Records supplied
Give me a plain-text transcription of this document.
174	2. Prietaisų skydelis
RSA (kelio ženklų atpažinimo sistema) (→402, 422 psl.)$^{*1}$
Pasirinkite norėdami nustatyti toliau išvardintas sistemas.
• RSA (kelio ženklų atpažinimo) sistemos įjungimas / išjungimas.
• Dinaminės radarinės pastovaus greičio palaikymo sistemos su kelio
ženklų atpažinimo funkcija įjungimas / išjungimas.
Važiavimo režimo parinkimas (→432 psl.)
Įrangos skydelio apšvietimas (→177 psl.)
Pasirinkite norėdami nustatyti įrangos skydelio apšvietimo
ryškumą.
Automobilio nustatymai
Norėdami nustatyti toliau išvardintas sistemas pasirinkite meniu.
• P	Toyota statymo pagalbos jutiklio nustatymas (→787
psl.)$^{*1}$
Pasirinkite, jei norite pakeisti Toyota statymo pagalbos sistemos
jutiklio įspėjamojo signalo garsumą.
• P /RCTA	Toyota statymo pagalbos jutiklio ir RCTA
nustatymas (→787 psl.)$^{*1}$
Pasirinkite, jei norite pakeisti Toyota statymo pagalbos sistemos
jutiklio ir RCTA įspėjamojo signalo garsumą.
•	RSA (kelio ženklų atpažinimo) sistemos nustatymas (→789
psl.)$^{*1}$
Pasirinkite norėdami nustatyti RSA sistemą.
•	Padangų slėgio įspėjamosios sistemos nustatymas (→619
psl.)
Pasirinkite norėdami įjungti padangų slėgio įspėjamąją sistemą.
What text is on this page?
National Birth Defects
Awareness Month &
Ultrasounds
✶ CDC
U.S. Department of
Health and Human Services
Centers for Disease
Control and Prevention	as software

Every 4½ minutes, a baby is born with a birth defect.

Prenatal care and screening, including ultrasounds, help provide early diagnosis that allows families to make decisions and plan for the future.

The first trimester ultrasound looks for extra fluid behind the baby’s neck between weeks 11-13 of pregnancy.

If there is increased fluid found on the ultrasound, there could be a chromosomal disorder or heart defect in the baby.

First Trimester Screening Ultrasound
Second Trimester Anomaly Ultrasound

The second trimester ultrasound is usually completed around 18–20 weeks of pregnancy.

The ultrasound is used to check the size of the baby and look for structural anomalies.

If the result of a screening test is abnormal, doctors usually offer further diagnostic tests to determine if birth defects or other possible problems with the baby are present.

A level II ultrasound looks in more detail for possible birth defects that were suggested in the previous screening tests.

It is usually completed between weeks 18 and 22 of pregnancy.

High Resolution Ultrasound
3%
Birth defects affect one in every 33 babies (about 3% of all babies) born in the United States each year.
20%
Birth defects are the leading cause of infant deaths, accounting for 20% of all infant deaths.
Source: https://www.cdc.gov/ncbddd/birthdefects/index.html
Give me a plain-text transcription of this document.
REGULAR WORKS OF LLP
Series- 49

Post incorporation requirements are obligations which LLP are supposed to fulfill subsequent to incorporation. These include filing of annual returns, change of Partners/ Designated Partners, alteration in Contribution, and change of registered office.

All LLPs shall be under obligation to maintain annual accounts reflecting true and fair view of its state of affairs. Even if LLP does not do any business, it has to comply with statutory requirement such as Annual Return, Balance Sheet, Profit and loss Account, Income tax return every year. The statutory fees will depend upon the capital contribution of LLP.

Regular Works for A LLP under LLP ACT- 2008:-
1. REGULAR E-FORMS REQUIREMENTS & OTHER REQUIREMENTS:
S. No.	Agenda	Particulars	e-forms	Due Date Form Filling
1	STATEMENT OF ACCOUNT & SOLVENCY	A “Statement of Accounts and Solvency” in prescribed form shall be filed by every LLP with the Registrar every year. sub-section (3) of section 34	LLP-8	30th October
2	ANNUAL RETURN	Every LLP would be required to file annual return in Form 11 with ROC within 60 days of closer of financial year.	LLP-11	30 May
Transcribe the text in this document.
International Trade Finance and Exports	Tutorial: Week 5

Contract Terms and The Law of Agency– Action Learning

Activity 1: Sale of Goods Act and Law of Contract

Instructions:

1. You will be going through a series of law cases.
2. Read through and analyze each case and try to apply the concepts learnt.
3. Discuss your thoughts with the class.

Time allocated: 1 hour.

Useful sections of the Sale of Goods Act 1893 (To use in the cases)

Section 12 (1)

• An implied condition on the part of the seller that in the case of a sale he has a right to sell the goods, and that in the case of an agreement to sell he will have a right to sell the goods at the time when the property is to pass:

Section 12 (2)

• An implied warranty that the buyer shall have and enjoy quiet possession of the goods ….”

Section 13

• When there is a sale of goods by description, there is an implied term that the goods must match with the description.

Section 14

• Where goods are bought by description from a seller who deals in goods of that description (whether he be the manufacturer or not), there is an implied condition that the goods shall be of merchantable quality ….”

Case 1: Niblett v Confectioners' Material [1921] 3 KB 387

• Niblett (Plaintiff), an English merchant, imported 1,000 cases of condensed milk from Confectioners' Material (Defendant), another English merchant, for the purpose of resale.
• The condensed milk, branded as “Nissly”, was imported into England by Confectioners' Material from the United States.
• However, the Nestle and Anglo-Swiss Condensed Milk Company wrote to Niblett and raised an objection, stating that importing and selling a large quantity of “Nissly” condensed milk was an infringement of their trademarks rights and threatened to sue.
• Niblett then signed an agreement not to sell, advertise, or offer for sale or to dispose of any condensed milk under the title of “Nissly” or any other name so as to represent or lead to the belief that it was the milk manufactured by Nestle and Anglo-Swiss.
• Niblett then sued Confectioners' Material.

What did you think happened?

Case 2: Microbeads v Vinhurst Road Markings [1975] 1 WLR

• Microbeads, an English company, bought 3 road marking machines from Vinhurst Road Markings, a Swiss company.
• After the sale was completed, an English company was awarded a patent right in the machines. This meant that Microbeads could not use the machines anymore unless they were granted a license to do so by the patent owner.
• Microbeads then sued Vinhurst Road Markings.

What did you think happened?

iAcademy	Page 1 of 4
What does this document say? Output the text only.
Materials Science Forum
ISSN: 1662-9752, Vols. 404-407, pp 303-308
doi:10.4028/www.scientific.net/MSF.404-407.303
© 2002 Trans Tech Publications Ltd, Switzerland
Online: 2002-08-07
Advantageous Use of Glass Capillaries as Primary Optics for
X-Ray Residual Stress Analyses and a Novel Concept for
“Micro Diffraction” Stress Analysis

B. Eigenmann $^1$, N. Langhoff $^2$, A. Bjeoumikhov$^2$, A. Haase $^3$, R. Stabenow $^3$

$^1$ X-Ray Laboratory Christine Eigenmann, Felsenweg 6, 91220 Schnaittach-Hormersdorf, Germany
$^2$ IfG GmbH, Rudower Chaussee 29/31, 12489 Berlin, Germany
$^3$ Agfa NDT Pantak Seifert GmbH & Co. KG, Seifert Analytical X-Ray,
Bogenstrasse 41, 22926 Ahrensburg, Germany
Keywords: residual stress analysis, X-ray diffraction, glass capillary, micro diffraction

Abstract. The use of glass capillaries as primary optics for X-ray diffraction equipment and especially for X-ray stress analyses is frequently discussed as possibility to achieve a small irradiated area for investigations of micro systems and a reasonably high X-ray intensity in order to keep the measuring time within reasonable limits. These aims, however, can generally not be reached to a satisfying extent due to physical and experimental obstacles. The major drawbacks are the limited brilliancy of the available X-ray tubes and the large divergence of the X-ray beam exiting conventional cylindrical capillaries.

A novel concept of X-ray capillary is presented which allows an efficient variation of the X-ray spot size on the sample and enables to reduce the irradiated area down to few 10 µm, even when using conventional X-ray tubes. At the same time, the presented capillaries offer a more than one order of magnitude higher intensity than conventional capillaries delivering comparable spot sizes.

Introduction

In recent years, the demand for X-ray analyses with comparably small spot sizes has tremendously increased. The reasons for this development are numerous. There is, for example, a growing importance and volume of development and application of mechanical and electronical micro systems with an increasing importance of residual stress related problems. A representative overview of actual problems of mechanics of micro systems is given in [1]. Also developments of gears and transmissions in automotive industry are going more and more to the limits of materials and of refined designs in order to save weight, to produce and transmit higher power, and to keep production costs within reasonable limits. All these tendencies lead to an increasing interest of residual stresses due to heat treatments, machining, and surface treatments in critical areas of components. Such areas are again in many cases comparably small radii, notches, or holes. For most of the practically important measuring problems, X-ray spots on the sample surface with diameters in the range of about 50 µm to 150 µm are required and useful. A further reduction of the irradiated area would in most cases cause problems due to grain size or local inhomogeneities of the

Prompt
Find the word "Markings" and list each line it appears in.

Correct answer
Case 2: Microbeads v Vinhurst Road Markings [1975] 1 WLR
• Microbeads, an English company, bought 3 road marking machines from Vinhurst Road Markings, a Swiss company.
• Microbeads then sued Vinhurst Road Markings.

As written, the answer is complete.